**Podany fragment**
_ _ _

Bank (zwłaszcza jeśli jest to inny bank, niż ten który prowadzi nasze konto osobiste) oczekuje od potencjalnego kredytobiorcy wydruku operacji na koncie najczęściej za okres od trzech do sześciu miesięcy. Jeśli dochody nie wpływają na konto bank będzie oczekiwał zaświadczenia z ZUS o podstawie naliczania składek. Jeśli jest to zatem możliwe - warto zadbać o regularne wpływy na konto i dobrą historię wydatków - jeśli w przelewach z konta kilkukrotnie pojawi się przelew z tytułem "zwrot pożyczki", którą oddajemy np. znajomemu czy komuś z rodziny lub opłata za kurs (bo komuś znajomemu grzecznościowo robimy przelew) - bank to zauważy.

Forma zatrudnienia i zmiana pracy.
Najlepiej budować historię zatrudnienia na jednym typie umowy. Jeśli nie ma widoków na etat na czas nieokreślony, należy konsekwentnie trzymać się np. umowy zlecenia lub umowy o dzieło albo działalności gospodarczej. Nie należy co chwilę zmieniać jednej formy zatrudnienia na drugą, ponieważ bank chce zobaczyć staż na jednej formie zatrudnienia. Przy umowie zlecenie lub o dzieło dobrze jest wykazać się np. rocznym stażem, a przy działalności gospodarczej mile widziane są i dłuższe okresy.

Najłatwiej jest osobom na etacie na czas nieokreślony. Zazwyczaj wystarczają im trzy miesiące stażu pracy i mogą rozpocząć starania o kredyt. Przy pracy na etacie, ale na czas określony, trzeba mieć minimum sześć miesięcy stażu i najlepiej umowę obowiązującą przez kolejne 6-12 miesięcy od daty złożenia wniosku kredytowego.

_ _ _

**Lista zadań**
1. Wypisz dokładnie część podanego fragmentu o kredycie, zaczynając od "Forma zatrudnienia i zmiana" i kontynuując aż do "są i dłuższe okresy.".
2. Przetłumacz na język angielski zdanie z podanego fragmentu o kredycie: "Najlepiej budować historię zatrudnienia na jednym typie umowy."
3. Odpowiedz na pytania do podanego fragmentu o kredycie.
(a) Za jaki okres bank najczęściej oczekuje od potencjalnego kredytobiorcy wydruku operacji na koncie?
(b) Jakiego zaświadczenia oczekuje bank, jeśli dochody nie wpływają na konto?
(c) Ile co najmniej wynosi wymagany staż przy pracy na etacie na czas określony?

**Dostarczony materiał**
_ _ _

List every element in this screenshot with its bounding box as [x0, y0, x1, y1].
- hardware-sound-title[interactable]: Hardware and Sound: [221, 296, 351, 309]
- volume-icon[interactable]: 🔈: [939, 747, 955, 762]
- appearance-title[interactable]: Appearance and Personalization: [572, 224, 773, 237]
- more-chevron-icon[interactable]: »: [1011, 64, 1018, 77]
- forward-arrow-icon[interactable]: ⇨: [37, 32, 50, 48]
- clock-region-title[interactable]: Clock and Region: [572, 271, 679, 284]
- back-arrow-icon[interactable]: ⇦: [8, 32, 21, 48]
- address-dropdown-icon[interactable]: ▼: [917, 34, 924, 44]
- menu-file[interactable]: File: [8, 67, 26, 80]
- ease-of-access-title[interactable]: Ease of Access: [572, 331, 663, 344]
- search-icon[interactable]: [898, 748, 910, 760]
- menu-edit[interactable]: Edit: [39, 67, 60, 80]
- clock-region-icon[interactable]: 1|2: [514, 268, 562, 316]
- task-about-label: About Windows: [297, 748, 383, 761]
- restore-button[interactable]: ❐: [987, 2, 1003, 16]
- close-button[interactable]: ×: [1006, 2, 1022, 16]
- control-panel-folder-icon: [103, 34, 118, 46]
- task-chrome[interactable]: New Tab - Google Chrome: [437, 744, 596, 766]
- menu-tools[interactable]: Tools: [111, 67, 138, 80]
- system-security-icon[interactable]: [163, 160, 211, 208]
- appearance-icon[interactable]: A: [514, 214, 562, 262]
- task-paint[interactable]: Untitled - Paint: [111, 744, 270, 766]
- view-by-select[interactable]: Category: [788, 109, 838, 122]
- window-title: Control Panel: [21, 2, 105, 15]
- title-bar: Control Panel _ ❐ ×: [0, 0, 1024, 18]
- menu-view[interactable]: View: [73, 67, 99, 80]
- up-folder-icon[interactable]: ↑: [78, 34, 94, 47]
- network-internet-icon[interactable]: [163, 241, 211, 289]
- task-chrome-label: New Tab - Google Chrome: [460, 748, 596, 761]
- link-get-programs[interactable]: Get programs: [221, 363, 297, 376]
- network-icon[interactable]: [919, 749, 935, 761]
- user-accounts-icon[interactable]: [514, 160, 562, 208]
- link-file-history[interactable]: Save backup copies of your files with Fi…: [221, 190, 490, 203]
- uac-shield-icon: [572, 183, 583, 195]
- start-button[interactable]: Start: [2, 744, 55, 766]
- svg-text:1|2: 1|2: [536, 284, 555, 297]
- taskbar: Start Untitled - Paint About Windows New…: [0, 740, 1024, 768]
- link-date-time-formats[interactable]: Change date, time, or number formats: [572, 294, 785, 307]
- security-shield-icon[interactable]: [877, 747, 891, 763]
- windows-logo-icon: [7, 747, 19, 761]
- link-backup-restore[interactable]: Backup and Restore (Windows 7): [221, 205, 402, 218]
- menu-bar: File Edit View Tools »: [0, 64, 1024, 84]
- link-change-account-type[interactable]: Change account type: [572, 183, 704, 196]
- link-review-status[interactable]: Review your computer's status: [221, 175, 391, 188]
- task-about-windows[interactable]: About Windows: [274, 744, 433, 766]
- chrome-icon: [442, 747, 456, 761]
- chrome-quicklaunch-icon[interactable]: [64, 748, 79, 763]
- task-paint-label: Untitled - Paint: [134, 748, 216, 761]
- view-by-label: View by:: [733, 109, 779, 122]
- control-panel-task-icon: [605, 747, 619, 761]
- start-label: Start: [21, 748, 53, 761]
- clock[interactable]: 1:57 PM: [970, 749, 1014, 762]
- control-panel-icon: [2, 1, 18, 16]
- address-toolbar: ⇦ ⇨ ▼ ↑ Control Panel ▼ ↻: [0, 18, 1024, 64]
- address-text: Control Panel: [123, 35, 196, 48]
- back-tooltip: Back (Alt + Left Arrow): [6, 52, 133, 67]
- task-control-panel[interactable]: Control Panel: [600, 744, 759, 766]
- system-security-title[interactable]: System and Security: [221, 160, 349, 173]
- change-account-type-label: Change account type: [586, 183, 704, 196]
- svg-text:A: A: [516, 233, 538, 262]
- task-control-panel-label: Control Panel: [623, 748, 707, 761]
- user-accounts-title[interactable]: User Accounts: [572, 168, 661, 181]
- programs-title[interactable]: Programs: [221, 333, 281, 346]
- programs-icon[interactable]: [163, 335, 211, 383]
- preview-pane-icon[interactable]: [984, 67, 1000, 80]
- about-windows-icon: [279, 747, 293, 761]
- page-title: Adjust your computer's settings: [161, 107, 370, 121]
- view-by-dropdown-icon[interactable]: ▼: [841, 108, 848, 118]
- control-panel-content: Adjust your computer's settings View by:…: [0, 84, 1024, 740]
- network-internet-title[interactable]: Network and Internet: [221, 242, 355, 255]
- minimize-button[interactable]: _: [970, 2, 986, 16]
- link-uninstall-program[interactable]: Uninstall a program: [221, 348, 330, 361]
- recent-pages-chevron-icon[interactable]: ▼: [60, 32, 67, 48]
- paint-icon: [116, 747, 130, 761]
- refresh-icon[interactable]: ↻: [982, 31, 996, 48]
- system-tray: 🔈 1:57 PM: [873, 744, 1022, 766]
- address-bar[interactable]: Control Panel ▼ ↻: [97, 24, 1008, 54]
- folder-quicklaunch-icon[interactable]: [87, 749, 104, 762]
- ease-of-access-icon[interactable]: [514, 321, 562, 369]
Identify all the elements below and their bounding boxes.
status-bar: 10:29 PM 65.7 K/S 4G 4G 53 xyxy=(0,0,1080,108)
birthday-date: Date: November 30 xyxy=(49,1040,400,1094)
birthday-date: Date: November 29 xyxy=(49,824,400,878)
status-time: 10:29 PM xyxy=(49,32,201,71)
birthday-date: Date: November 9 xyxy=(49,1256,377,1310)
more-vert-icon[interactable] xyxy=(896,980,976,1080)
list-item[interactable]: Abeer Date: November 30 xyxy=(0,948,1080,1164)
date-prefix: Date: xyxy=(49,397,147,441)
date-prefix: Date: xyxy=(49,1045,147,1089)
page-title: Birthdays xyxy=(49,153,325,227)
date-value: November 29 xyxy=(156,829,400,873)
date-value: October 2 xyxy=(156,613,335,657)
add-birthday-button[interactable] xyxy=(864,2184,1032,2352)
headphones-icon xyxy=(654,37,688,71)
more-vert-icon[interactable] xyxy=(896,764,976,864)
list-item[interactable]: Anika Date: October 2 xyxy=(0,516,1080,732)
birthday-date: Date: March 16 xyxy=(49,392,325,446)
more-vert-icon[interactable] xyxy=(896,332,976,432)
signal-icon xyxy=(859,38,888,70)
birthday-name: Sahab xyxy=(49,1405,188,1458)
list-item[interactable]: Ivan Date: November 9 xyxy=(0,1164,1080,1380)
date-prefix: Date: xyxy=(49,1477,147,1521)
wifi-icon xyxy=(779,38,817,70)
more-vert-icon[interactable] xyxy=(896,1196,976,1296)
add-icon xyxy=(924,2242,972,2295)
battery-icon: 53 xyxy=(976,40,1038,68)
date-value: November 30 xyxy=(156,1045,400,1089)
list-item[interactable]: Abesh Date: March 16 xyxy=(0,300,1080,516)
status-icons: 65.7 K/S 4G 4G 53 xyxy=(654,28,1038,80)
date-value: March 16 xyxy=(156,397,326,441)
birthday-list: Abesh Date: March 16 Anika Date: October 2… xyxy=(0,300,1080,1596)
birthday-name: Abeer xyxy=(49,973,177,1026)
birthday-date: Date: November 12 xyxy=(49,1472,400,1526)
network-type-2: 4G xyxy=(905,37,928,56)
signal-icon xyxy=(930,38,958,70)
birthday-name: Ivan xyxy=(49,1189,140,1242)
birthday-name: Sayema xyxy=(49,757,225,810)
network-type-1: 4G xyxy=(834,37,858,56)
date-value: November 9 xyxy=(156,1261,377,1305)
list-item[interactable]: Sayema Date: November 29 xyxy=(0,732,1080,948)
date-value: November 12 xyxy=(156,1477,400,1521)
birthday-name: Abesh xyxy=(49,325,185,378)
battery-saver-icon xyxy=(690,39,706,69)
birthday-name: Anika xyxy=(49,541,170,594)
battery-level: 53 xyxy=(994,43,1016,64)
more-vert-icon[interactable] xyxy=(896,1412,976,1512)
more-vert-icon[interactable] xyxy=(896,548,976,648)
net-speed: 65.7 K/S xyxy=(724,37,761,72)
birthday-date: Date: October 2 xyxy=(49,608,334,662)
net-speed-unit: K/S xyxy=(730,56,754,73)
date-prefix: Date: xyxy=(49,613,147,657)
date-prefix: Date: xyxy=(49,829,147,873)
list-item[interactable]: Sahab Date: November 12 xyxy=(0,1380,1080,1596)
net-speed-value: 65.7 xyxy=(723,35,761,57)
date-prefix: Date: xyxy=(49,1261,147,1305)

_ _ _

**Oczekiwane odpowiedzi**
1.
Forma zatrudnienia i zmiana pracy.
Najlepiej budować historię zatrudnienia na jednym typie umowy. Jeśli nie ma widoków na etat na czas nieokreślony, należy konsekwentnie trzymać się np. umowy zlecenia lub umowy o dzieło albo działalności gospodarczej. Nie należy co chwilę zmieniać jednej formy zatrudnienia na drugą, ponieważ bank chce zobaczyć staż na jednej formie zatrudnienia. Przy umowie zlecenie lub o dzieło dobrze jest wykazać się np. rocznym stażem, a przy działalności gospodarczej mile widziane są i dłuższe okresy.

2. It is best to build an employment history on a single type of contract.

3.
(a) Od trzech do sześciu miesięcy.
(b) Zaświadczenia z ZUS o podstawie naliczania składek.
(c) Minimum sześć miesięcy.